** Directions for this task **
In the entries that follow, how many lines contain "type"? Answer with the number only.
:::
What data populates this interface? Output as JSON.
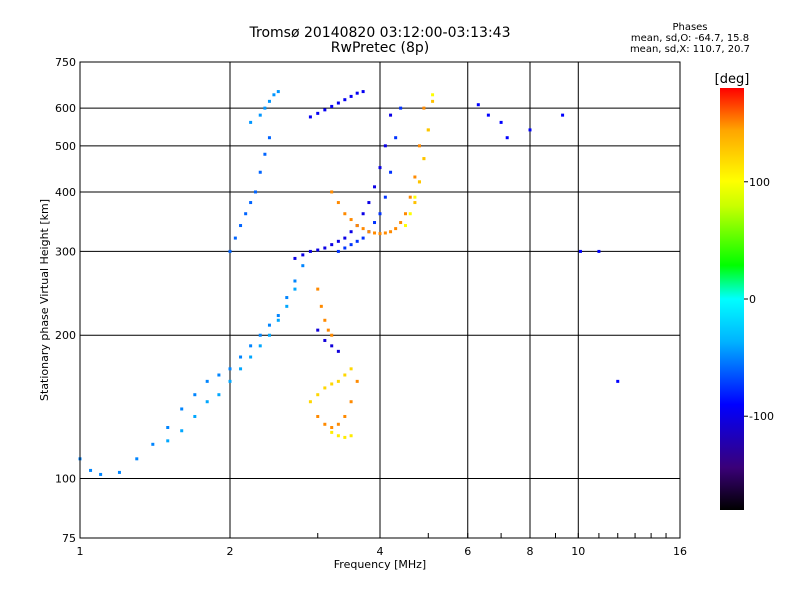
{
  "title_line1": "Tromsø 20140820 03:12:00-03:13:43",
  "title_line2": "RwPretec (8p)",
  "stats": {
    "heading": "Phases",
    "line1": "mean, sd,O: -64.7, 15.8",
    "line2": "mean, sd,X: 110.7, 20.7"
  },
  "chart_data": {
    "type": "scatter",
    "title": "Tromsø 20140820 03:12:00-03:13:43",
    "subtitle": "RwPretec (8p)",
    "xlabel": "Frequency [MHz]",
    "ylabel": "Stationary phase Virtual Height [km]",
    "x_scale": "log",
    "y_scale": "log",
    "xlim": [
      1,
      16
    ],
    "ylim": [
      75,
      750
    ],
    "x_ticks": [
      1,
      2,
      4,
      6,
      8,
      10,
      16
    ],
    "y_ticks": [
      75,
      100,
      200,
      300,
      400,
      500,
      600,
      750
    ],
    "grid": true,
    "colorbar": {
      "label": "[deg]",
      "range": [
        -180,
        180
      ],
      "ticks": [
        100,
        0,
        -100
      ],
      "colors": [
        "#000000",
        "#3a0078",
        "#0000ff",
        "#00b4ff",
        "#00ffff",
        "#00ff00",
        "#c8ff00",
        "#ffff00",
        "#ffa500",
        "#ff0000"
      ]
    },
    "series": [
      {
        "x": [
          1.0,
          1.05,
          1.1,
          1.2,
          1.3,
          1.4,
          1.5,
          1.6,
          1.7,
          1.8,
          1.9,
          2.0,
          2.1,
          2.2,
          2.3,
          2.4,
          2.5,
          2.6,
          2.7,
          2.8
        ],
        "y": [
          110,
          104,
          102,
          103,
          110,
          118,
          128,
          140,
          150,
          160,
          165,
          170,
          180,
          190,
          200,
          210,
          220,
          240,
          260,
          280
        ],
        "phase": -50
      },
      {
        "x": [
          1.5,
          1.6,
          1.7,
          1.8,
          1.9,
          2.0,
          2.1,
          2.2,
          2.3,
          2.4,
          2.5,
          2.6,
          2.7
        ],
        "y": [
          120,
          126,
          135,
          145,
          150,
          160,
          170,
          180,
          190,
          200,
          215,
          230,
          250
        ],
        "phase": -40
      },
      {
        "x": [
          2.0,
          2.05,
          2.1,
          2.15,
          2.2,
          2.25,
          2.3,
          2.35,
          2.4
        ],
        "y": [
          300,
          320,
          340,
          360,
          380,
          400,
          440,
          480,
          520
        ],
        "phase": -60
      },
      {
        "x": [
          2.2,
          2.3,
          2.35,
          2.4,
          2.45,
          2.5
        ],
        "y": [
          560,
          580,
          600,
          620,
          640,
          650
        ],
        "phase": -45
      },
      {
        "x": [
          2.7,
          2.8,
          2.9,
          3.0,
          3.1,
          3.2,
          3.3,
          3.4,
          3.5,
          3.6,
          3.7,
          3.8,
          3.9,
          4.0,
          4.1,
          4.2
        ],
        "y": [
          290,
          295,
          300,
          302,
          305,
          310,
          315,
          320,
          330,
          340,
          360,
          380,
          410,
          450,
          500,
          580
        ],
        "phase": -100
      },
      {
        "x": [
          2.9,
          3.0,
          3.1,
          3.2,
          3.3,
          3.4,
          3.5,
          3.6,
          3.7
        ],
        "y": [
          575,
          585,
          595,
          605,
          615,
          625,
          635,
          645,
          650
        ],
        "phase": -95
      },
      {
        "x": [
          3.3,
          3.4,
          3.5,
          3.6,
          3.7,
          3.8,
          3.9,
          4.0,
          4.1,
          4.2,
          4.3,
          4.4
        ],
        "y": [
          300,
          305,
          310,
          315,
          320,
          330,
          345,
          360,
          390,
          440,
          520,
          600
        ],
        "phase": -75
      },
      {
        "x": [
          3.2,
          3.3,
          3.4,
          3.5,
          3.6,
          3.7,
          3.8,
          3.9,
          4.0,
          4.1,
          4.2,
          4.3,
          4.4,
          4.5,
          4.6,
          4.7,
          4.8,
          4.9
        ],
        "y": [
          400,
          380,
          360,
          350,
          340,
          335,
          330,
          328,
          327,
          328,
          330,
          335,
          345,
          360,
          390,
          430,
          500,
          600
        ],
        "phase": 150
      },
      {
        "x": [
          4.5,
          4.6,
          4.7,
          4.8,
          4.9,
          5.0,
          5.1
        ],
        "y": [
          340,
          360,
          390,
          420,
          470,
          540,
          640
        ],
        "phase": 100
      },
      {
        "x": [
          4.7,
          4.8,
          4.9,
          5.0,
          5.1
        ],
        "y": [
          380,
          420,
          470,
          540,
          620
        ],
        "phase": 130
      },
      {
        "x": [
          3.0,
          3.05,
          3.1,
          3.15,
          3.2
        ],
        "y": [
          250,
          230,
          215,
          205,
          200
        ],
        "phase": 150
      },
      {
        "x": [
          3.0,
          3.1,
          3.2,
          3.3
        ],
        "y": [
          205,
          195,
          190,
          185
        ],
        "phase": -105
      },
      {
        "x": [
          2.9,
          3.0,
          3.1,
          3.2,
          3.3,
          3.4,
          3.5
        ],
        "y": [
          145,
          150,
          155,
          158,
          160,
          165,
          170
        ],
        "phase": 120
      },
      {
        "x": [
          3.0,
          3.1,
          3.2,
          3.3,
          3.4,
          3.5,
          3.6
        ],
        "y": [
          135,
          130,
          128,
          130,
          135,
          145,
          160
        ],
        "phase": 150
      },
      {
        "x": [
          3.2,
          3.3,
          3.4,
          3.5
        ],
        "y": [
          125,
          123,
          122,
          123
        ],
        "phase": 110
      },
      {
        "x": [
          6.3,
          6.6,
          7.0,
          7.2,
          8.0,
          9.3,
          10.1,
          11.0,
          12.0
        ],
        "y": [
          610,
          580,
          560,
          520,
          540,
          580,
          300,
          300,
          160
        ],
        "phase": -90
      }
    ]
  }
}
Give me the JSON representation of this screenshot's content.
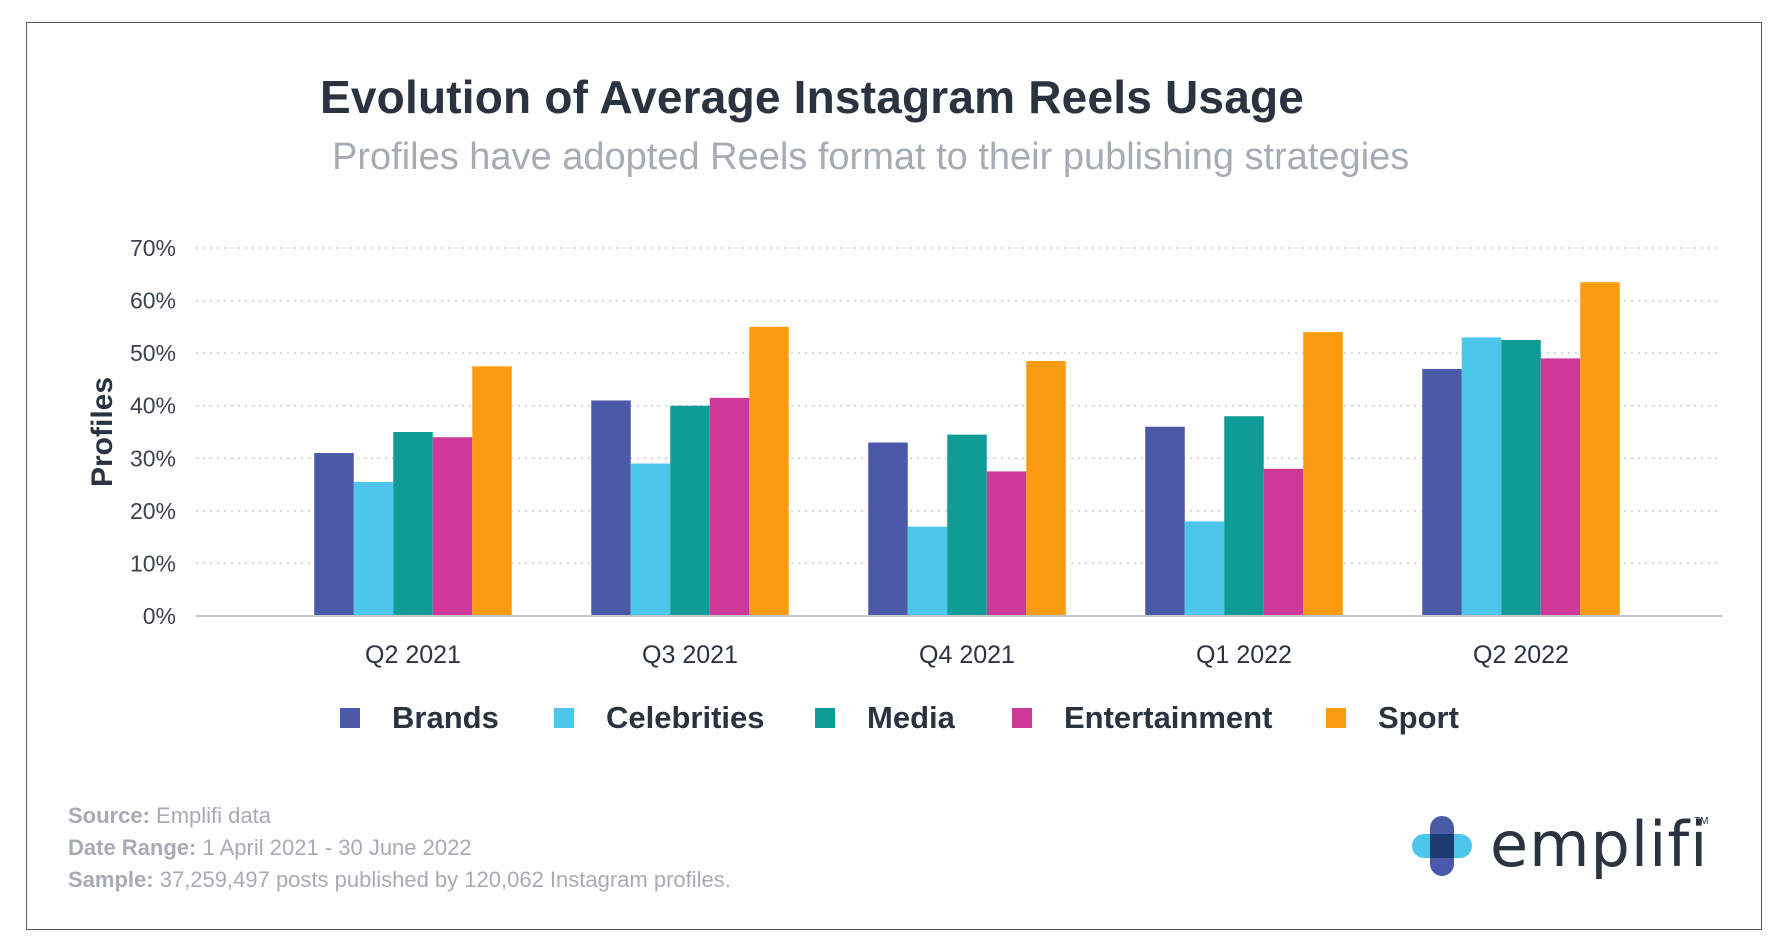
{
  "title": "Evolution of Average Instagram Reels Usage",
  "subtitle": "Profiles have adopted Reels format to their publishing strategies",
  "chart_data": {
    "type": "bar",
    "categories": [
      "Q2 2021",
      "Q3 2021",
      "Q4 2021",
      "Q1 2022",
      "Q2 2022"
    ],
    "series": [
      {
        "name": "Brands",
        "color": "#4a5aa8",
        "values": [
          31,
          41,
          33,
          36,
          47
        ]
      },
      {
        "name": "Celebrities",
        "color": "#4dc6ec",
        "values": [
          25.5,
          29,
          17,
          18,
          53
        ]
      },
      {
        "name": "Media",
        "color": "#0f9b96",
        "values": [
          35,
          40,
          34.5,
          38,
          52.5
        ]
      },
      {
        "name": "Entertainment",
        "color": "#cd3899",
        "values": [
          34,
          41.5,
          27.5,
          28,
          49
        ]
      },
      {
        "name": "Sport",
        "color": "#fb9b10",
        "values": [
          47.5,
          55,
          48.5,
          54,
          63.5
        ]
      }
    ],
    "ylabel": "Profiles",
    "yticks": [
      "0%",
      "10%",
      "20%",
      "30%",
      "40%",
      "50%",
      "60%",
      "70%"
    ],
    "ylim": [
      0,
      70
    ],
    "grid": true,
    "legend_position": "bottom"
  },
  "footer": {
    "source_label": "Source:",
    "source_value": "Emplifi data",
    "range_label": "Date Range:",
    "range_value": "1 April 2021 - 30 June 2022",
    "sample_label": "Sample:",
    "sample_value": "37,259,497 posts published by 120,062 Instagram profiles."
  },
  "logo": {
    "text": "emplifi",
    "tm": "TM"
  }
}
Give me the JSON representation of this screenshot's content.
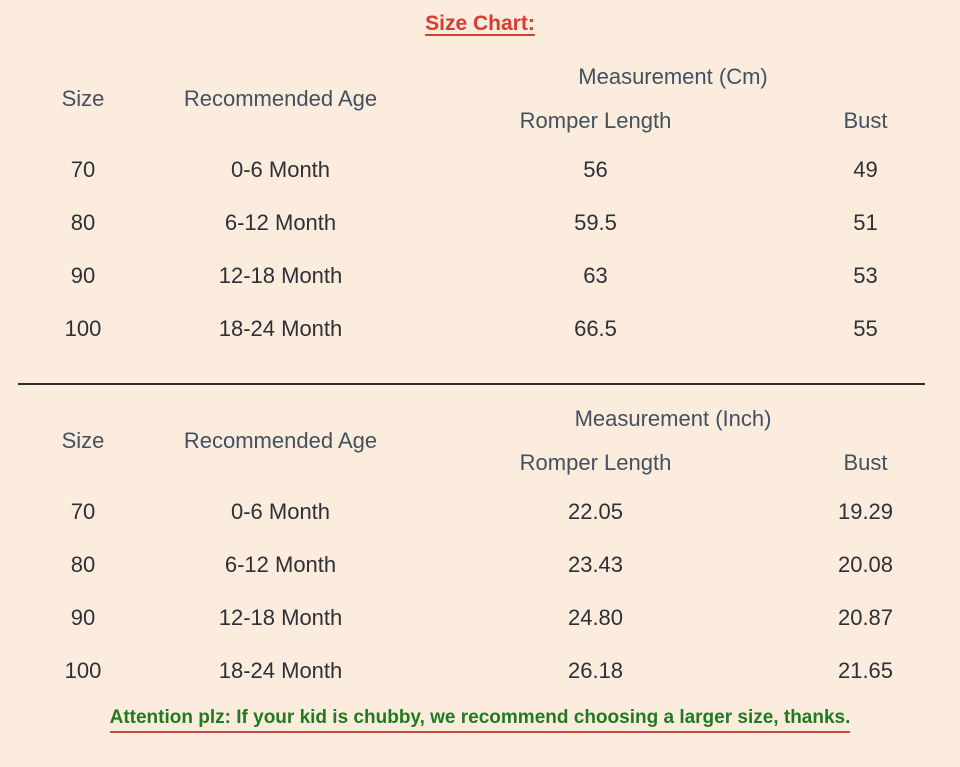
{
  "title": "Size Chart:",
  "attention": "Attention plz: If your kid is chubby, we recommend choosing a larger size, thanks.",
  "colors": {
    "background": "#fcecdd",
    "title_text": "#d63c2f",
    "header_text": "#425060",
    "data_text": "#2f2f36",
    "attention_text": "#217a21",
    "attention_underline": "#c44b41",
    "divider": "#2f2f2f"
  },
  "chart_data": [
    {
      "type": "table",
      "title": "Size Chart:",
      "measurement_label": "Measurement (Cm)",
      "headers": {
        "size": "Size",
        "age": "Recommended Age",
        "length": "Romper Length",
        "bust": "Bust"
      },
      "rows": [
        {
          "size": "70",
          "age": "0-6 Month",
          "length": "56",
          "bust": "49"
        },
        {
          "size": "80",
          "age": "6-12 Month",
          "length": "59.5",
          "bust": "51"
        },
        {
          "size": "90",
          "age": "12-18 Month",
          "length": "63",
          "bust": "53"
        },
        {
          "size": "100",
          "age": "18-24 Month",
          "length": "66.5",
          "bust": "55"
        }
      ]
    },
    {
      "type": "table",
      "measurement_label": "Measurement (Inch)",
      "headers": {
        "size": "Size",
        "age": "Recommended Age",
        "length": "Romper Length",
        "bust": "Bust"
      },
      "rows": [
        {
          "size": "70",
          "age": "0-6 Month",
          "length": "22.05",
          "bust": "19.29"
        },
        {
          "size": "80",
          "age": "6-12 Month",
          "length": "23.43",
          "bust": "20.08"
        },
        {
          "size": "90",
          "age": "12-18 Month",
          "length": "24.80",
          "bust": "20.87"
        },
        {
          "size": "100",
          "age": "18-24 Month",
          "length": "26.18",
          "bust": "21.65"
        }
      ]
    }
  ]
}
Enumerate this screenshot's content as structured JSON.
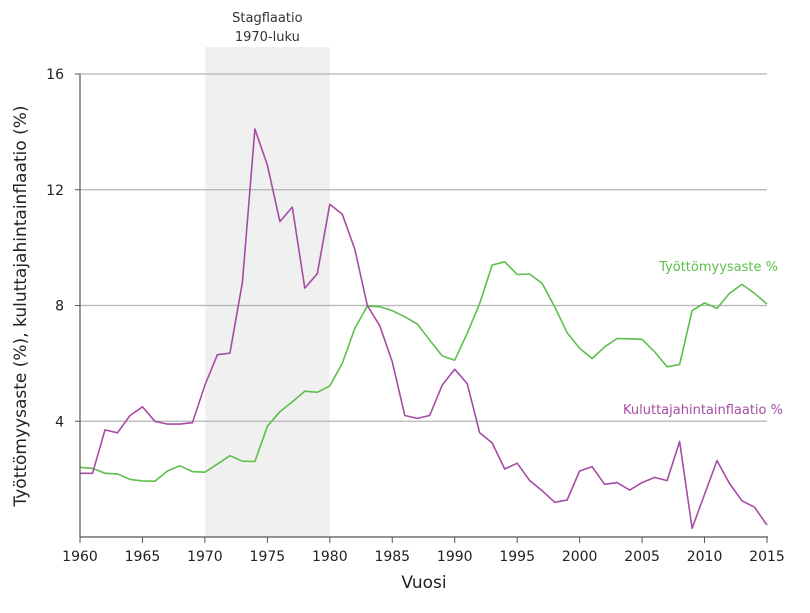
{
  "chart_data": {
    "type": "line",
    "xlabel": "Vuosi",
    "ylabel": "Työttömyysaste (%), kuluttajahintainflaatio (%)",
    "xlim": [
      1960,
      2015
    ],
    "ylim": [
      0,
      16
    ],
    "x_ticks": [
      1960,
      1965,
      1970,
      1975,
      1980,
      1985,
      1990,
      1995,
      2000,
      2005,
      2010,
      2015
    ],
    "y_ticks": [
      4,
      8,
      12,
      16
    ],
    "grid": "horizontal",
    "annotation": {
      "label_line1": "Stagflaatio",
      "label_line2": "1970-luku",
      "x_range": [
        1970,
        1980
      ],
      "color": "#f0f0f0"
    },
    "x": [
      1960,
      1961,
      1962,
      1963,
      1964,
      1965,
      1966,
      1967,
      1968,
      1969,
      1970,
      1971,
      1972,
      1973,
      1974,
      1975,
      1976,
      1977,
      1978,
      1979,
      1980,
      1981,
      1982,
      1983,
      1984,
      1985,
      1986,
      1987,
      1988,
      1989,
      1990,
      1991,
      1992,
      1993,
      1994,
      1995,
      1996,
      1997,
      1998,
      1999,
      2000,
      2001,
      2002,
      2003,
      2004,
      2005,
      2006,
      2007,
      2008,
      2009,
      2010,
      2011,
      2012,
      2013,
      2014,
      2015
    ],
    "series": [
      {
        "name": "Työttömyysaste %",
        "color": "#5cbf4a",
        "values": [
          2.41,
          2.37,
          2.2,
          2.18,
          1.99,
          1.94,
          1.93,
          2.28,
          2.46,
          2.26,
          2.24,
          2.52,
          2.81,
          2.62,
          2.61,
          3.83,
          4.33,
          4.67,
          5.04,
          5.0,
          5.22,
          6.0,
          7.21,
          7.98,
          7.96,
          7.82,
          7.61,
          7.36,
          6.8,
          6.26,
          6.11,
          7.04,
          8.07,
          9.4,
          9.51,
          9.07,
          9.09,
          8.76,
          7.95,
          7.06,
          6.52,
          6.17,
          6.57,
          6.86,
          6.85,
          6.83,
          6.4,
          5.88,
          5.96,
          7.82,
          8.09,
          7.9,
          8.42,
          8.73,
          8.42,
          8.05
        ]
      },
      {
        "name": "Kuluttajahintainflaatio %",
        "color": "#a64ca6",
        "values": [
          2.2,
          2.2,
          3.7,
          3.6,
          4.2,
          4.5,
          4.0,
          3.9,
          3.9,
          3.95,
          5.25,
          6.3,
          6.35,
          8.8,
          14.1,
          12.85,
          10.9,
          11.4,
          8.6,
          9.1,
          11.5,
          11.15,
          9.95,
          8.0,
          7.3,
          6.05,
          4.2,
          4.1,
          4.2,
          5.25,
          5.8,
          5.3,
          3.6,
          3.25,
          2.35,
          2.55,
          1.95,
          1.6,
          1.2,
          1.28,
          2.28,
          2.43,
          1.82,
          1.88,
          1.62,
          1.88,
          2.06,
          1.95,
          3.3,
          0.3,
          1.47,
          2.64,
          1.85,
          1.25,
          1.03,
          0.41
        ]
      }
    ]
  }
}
:::
** Written reply **
5